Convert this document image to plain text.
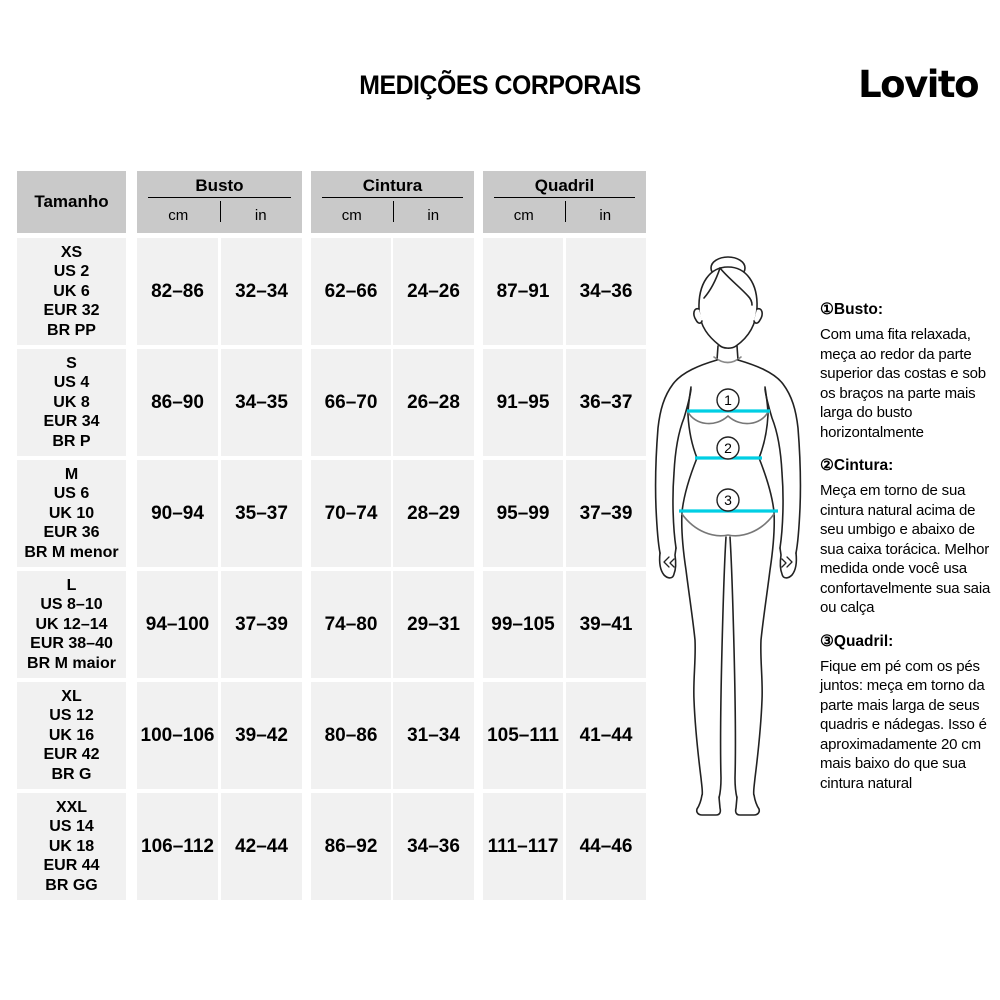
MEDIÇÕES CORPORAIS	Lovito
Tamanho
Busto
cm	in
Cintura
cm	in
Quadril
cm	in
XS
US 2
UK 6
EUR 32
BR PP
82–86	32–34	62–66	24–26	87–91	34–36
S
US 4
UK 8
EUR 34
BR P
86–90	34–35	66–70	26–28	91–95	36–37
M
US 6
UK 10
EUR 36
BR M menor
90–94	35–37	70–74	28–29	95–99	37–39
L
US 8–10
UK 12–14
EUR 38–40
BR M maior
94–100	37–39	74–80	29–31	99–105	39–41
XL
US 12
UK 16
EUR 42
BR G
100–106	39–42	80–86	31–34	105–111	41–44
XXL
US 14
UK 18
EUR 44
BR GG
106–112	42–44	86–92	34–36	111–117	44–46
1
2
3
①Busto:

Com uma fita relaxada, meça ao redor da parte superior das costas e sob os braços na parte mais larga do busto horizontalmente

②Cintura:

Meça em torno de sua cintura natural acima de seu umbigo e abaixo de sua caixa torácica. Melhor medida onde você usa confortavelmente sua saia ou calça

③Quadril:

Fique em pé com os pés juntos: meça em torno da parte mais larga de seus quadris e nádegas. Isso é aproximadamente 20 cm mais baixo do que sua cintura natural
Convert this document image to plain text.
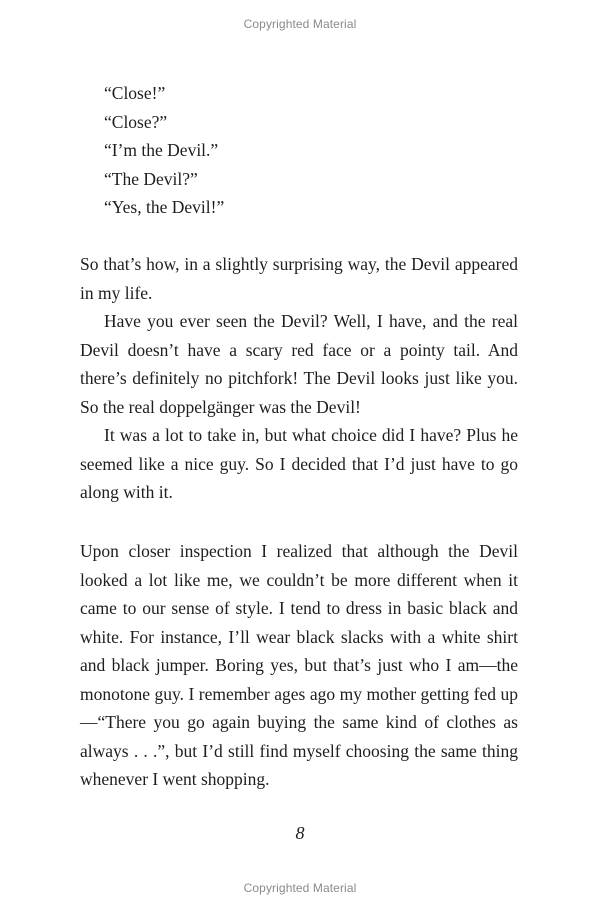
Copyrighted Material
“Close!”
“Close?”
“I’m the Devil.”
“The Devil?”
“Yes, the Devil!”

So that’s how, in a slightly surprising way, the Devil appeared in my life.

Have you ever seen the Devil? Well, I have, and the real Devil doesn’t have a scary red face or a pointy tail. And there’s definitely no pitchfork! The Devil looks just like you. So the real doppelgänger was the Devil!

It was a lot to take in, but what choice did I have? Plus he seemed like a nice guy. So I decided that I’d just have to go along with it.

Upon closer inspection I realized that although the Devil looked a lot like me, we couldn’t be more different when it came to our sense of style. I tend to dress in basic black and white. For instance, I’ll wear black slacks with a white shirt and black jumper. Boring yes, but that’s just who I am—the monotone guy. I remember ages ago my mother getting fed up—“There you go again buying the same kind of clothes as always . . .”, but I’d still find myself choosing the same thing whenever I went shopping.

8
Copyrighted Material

## What the task requires
In the listing above, how many lines include the word "larga"? Answer with the number and nothing more.

## Output for this exercise
2